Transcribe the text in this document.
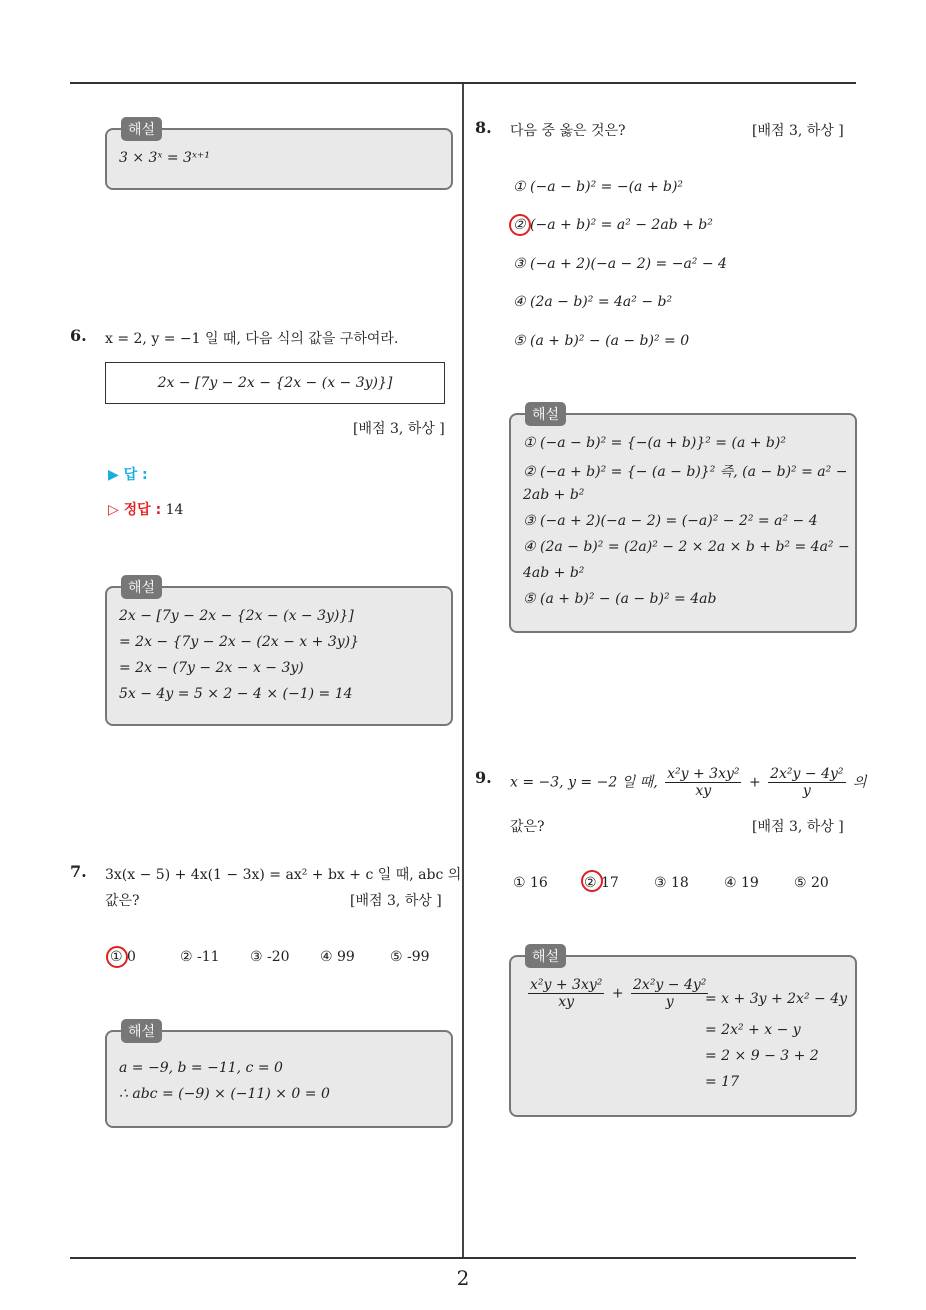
2
해설
3 × 3ˣ = 3ˣ⁺¹
6. x = 2, y = −1 일 때, 다음 식의 값을 구하여라.
2x − [7y − 2x − {2x − (x − 3y)}]
[배점 3, 하상 ]
▶ 답 :
▷ 정답 : 14
해설
2x − [7y − 2x − {2x − (x − 3y)}]
= 2x − {7y − 2x − (2x − x + 3y)}
= 2x − (7y − 2x − x − 3y)
5x − 4y = 5 × 2 − 4 × (−1) = 14
7. 3x(x − 5) + 4x(1 − 3x) = ax² + bx + c 일 때, abc 의
값은?	[배점 3, 하상 ]
① 0	② -11 ③ -20 ④ 99	⑤ -99
해설
a = −9, b = −11, c = 0
∴ abc = (−9) × (−11) × 0 = 0
8. 다음 중 옳은 것은?	[배점 3, 하상 ]
① (−a − b)² = −(a + b)²
② (−a + b)² = a² − 2ab + b²
③ (−a + 2)(−a − 2) = −a² − 4
④ (2a − b)² = 4a² − b²
⑤ (a + b)² − (a − b)² = 0
해설
① (−a − b)² = {−(a + b)}² = (a + b)²
② (−a + b)² = {− (a − b)}² 즉, (a − b)² = a² −
2ab + b²
③ (−a + 2)(−a − 2) = (−a)² − 2² = a² − 4
④ (2a − b)² = (2a)² − 2 × 2a × b + b² = 4a² −
4ab + b²
⑤ (a + b)² − (a − b)² = 4ab
9. x = −3, y = −2 일 때, $\frac{\text{x²y + 3xy²}}{xy} + \frac{\text{2x²y − 4y²}}{y}$ 의
값은?	[배점 3, 하상 ]
① 16	② 17	③ 18	④ 19	⑤ 20
해설
$\frac{\text{x²y + 3xy²}}{xy} + \frac{\text{2x²y − 4y²}}{y}$
= x + 3y + 2x² − 4y
= 2x² + x − y
= 2 × 9 − 3 + 2
= 17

**Objective**
Return all of the entries word for word, but omit the pictures.

**Finished answer**
Transcribe the text in this document.
2
해설
3 × 3ˣ = 3ˣ⁺¹
6. x = 2, y = −1 일 때, 다음 식의 값을 구하여라.
2x − [7y − 2x − {2x − (x − 3y)}]
[배점 3, 하상 ]
▶ 답 :
▷ 정답 : 14
해설
2x − [7y − 2x − {2x − (x − 3y)}]
= 2x − {7y − 2x − (2x − x + 3y)}
= 2x − (7y − 2x − x − 3y)
5x − 4y = 5 × 2 − 4 × (−1) = 14
7. 3x(x − 5) + 4x(1 − 3x) = ax² + bx + c 일 때, abc 의
값은?	[배점 3, 하상 ]
① 0	② -11 ③ -20 ④ 99	⑤ -99
해설
a = −9, b = −11, c = 0
∴ abc = (−9) × (−11) × 0 = 0
8. 다음 중 옳은 것은?	[배점 3, 하상 ]
① (−a − b)² = −(a + b)²
② (−a + b)² = a² − 2ab + b²
③ (−a + 2)(−a − 2) = −a² − 4
④ (2a − b)² = 4a² − b²
⑤ (a + b)² − (a − b)² = 0
해설
① (−a − b)² = {−(a + b)}² = (a + b)²
② (−a + b)² = {− (a − b)}² 즉, (a − b)² = a² −
2ab + b²
③ (−a + 2)(−a − 2) = (−a)² − 2² = a² − 4
④ (2a − b)² = (2a)² − 2 × 2a × b + b² = 4a² −
4ab + b²
⑤ (a + b)² − (a − b)² = 4ab
9. x = −3, y = −2 일 때, $\frac{\text{x²y + 3xy²}}{xy} + \frac{\text{2x²y − 4y²}}{y}$ 의
값은?	[배점 3, 하상 ]
① 16	② 17	③ 18	④ 19	⑤ 20
해설
$\frac{\text{x²y + 3xy²}}{xy} + \frac{\text{2x²y − 4y²}}{y}$
= x + 3y + 2x² − 4y
= 2x² + x − y
= 2 × 9 − 3 + 2
= 17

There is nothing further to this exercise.